§ Work instructions:
Records follow. Pull out every line that contains "JSON".

§ Provided data:
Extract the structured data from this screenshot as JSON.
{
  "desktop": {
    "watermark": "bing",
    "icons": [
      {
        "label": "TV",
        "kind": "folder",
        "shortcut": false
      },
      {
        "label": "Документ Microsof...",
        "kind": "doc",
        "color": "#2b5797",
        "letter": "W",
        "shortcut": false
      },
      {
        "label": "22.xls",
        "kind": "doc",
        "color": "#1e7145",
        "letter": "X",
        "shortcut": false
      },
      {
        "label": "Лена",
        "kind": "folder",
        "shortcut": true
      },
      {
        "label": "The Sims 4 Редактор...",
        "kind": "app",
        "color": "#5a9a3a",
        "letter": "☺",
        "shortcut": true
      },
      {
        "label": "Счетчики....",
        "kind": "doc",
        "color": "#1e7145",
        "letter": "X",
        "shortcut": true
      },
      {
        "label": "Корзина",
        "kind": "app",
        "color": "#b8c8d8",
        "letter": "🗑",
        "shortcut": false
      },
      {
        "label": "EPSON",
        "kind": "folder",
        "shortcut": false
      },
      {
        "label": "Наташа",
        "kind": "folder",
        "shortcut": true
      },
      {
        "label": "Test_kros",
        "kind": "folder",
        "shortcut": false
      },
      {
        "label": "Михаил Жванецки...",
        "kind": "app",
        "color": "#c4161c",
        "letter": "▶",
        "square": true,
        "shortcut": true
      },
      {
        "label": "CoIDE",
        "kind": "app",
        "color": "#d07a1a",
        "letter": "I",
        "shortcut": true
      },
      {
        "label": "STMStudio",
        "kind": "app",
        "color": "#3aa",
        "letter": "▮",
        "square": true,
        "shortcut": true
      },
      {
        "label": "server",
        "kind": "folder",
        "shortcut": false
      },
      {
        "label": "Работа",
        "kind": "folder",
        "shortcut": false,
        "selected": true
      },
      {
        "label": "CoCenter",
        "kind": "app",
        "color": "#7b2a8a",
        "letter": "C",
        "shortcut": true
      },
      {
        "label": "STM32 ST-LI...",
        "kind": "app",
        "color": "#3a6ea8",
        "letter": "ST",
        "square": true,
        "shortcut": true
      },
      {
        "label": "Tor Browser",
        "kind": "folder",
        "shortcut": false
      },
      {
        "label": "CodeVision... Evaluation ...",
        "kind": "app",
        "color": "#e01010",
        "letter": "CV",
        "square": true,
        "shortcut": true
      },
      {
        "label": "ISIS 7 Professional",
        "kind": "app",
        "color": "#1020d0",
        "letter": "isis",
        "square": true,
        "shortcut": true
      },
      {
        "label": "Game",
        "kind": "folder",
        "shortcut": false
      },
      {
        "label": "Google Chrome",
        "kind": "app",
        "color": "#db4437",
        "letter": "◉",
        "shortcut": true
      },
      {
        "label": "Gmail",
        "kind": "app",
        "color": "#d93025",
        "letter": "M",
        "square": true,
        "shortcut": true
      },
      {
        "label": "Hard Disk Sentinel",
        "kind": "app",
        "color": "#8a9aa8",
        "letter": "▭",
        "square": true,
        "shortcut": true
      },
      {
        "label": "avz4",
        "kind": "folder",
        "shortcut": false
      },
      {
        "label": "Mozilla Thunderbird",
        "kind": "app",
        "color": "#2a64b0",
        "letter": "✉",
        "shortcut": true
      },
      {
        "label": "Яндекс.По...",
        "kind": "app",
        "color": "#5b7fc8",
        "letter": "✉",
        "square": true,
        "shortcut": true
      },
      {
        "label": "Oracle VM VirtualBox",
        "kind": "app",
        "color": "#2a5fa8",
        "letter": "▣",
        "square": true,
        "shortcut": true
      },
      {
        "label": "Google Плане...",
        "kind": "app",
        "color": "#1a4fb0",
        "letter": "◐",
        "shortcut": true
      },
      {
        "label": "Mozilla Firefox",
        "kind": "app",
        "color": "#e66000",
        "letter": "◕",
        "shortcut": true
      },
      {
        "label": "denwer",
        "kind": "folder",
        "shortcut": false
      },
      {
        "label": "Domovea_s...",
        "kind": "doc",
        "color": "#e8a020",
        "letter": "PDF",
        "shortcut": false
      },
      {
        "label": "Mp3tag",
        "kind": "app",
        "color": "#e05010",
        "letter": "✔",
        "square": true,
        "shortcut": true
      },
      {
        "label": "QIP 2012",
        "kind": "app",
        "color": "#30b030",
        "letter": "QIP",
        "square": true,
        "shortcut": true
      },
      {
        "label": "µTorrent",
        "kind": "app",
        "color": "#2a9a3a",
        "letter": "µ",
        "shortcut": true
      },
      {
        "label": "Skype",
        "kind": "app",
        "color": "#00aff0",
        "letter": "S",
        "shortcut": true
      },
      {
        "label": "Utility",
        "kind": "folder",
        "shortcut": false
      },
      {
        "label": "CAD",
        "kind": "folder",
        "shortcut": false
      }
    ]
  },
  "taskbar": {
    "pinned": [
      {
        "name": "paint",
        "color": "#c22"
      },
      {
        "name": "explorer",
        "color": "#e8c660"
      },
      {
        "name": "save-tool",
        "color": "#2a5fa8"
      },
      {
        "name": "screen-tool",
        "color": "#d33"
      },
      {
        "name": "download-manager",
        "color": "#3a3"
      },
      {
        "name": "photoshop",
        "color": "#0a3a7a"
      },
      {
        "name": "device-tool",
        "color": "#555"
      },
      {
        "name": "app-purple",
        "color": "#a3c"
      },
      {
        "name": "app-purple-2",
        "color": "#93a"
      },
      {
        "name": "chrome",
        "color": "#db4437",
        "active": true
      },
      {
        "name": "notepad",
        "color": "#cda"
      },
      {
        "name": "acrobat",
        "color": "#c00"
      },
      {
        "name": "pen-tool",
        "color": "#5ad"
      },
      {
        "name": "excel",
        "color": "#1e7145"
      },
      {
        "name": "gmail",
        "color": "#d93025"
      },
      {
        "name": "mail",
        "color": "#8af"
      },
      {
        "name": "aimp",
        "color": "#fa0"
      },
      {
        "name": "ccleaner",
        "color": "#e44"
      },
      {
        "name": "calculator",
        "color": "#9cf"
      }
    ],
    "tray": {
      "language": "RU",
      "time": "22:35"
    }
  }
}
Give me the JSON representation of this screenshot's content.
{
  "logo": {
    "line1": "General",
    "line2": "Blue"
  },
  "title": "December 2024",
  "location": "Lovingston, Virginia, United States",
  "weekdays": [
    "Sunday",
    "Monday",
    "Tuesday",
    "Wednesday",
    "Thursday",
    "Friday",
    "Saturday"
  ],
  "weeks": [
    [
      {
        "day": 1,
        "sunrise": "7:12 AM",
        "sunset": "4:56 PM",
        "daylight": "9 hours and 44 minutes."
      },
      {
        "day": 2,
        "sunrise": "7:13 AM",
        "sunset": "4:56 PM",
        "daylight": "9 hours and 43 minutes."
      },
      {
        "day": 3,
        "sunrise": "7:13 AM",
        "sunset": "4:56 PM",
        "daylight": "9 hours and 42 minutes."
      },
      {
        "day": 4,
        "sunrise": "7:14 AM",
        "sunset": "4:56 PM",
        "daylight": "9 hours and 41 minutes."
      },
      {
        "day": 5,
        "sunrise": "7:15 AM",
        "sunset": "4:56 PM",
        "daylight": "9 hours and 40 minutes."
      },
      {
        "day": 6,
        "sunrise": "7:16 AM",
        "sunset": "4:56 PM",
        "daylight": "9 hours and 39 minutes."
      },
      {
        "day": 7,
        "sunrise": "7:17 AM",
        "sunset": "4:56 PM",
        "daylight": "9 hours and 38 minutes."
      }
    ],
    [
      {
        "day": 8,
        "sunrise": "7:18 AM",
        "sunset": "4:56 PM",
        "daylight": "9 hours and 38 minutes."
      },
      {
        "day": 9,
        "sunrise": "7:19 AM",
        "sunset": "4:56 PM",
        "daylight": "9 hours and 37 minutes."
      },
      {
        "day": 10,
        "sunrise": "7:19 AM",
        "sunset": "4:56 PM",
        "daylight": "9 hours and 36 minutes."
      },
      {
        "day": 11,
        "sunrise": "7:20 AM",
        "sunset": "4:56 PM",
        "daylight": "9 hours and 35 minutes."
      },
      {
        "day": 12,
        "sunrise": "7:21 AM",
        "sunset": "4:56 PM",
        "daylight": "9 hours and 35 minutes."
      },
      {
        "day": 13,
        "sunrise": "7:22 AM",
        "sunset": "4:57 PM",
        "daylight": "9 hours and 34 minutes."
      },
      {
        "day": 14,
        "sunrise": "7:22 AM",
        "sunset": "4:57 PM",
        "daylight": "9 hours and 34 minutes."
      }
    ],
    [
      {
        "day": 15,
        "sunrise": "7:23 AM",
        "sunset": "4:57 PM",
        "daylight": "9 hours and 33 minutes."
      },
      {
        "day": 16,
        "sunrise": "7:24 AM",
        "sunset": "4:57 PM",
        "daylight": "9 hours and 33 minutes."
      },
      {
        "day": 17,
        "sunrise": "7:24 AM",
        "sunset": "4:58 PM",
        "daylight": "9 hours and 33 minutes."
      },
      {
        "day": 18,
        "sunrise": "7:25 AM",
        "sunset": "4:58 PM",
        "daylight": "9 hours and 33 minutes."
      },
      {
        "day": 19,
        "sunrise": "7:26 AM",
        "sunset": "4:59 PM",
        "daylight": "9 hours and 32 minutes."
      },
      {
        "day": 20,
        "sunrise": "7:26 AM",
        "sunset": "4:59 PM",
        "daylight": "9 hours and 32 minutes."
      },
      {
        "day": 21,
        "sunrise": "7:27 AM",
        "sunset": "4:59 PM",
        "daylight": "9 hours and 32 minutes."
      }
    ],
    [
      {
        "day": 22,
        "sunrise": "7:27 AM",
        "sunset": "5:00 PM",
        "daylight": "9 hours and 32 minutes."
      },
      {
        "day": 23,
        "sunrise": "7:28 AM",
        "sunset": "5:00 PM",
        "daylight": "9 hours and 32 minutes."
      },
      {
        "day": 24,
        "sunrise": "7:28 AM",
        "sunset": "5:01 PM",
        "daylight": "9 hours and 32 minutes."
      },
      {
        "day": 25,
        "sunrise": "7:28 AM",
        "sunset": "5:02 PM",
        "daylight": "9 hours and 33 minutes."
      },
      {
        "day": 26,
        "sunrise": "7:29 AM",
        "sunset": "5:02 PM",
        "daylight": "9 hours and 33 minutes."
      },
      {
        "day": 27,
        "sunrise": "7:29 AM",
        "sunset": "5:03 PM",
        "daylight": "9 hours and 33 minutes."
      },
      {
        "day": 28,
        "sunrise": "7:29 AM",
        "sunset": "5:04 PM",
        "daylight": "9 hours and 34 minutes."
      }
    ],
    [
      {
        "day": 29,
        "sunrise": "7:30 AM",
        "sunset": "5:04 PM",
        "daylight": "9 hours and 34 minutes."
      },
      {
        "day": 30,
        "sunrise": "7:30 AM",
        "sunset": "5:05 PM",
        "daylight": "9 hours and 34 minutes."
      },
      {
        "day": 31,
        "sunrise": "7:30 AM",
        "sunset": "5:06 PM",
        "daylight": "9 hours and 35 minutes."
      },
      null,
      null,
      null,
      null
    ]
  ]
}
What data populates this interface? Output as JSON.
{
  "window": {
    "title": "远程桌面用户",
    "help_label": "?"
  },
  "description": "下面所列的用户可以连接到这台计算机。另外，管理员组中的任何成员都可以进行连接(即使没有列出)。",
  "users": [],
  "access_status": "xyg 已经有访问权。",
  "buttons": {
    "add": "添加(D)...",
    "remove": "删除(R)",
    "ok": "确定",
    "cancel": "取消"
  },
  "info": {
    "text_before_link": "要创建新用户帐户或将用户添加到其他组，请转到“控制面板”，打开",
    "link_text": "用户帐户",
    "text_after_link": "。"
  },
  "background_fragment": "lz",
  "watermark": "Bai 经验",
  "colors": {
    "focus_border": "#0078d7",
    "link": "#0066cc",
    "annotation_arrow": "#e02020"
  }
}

§ Answer to this problem:
Extract the structured data from this screenshot as JSON.
Give me the JSON representation of this screenshot's content.
What data populates this interface? Output as JSON.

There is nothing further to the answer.